● PASSAGE PROVIDED
○ ○ ○ ○ ○ ○ ○
Blogging Geek to Geek

[First published at GOTOXO as Blogging Geek to Geek on December 31, 2007.]

My wife mentioned earlier today that she had mentioned my interest in the XO laptop to one of the members of her book club, a woman who is quite well known in the NY publishing industry. She learned that her friend knows both Negroponte brothers: Nicholas, the computer scientist and OLPC founder and CEO; and John, a Deputy Secretary of State and former director of the CIA. Her friend also said that I must be a “geek.”

I realized later during dinner that her friend was right. As we were recalling our recent visit to Venice, I mentioned that whenever we went from one part of Venice to the other I always first decided how many bridges we would have to cross. For example, our hotel was near the train station. So if we were going to Plaza San Marco then we would cross no bridges if we turned to the right. If we turned to the left we would cross at least two bridges, unless we went by boat, in which case we would cross none.

My wife replied she would never even think of this, and that’s when I realized I really am a geek. I confirmed this even further a few minutes later when I mentioned that visting Venice reminded me of Euler’s Seven Bridges of Konigsberg.

Then again, my geekiness was apparent when first we met. She once said that after our chance meeting she thought she would never see me again, since I had never asked for her phone number. I replied that I hadn’t needed to ask for her phone number, for I had learned during our conversation that one of her roommates was a fellow student at the Courant Institute, NYU’s graduate school of mathematics. I thus knew that I could find her phone number just by asking her roommate for her phone number, since the numbers must be the same. I then went on to explain that this was an example of what is called a “lemma,” an intermediate result that simplifies getting things done in mathematics, and thus began my wife’s education in living with a geek.

Crunch Time

[First published at GoToXo as Crunch Time on December 31, 2007]

Software, like mathematics, is but a form of writing. I have been doing one or the other for several decades, and so have come to know some of the fellow authors who do this kind of writing. While authors of novels tell stories about people, the authors of software and mathematics write about other things, but they are also people, and have their own stories, as I was reminded by a recent post in Slashdot that brought back memories of a chance meeting back in the 1970’s, my “Crunch Time.”

I just noted via a post in Slashdot, A Look Back at One of the Original Phreaks, that the New York Times recently ran a story, Dial-Tone Phreak, that reported the death of Josef Engressia, one of the original “Phone Phreaks.” Though I never knew Mr. Engressia, nor had I heard his name before, on reading the story I learned he was an associate of “Captain Crunch” himself, John Draper, whose web site can be found at John T Draper (AKA Captain Crunch) .
○ ○ ○ ○ ○ ○ ○
● MATERIAL SHOWN
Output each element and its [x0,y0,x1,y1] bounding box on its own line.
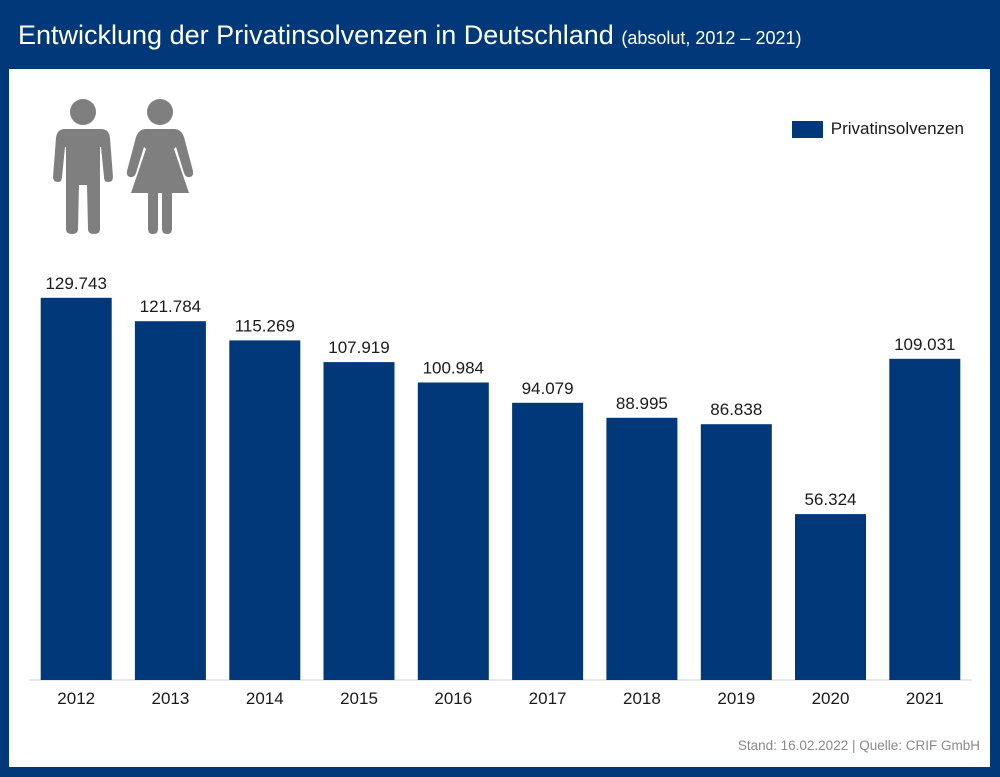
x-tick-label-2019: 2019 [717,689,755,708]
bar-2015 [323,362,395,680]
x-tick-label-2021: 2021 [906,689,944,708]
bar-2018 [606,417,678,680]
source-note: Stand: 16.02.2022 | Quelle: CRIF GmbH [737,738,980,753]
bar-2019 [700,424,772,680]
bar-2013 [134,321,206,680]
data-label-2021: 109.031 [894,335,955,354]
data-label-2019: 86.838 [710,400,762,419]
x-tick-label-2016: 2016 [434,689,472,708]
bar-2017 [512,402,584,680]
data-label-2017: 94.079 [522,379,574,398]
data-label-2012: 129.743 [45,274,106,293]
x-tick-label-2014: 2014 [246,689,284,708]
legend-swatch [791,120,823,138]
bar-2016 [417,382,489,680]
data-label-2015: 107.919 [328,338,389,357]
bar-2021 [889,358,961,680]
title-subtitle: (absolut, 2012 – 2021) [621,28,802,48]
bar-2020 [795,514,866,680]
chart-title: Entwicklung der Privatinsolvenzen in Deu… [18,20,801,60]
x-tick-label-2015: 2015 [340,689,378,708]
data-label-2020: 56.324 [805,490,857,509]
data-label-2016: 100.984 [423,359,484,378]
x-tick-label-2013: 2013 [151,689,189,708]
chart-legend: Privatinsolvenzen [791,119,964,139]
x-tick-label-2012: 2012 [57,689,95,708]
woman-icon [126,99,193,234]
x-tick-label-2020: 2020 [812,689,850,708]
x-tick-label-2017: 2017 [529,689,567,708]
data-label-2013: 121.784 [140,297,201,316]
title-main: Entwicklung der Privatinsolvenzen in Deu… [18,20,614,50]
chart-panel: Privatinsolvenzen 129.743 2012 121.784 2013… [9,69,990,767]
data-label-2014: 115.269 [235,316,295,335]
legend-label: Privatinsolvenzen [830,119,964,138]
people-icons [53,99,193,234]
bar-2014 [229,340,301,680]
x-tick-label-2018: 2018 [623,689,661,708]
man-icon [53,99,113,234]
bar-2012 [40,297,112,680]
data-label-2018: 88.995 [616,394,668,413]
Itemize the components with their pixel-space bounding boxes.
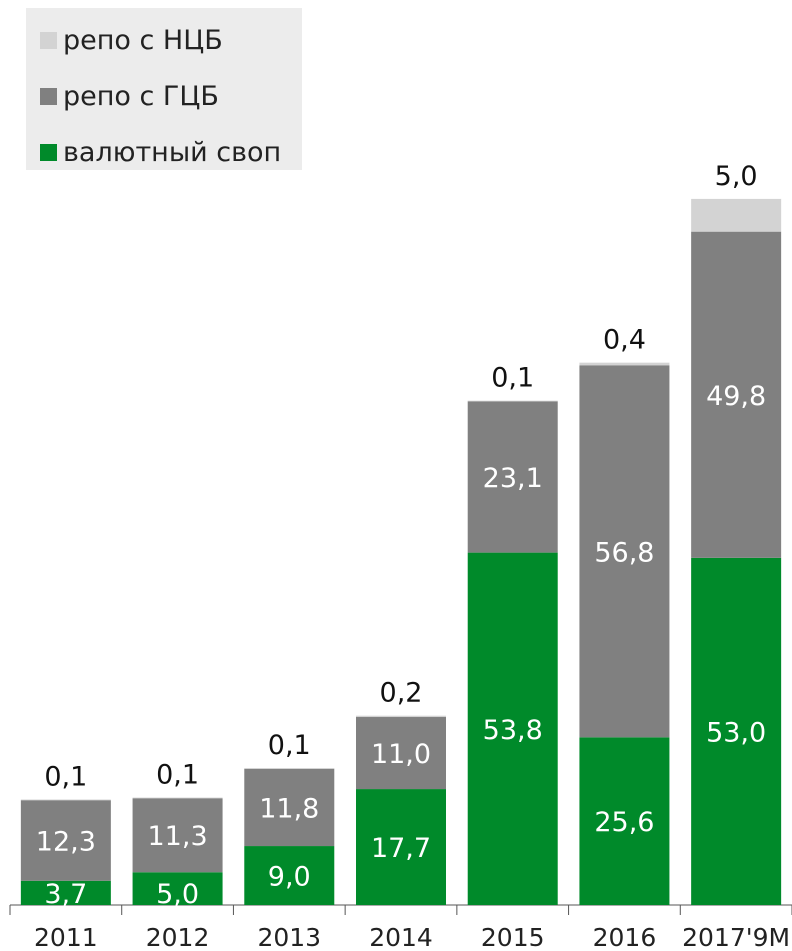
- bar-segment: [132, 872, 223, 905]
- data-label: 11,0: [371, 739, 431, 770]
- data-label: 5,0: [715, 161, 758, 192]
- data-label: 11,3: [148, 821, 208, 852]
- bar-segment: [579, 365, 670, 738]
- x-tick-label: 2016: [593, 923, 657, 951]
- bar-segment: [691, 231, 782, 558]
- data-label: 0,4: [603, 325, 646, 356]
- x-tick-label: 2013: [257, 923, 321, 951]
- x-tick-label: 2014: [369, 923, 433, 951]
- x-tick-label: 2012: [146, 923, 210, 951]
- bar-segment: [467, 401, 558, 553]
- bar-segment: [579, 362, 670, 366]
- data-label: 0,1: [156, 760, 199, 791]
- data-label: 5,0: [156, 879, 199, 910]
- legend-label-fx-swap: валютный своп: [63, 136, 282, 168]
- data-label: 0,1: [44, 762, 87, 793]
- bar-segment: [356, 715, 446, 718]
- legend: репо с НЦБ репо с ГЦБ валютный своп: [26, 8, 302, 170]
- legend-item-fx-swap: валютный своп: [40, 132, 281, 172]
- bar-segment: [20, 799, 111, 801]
○ ○ ○ ○ ○ ○ ○
● SHORT PROBLEM
In the blog posts, which school did the wife's roommate attend?

● EXERCISE RESULT
The Courant Institute, NYU's graduate school of mathematics.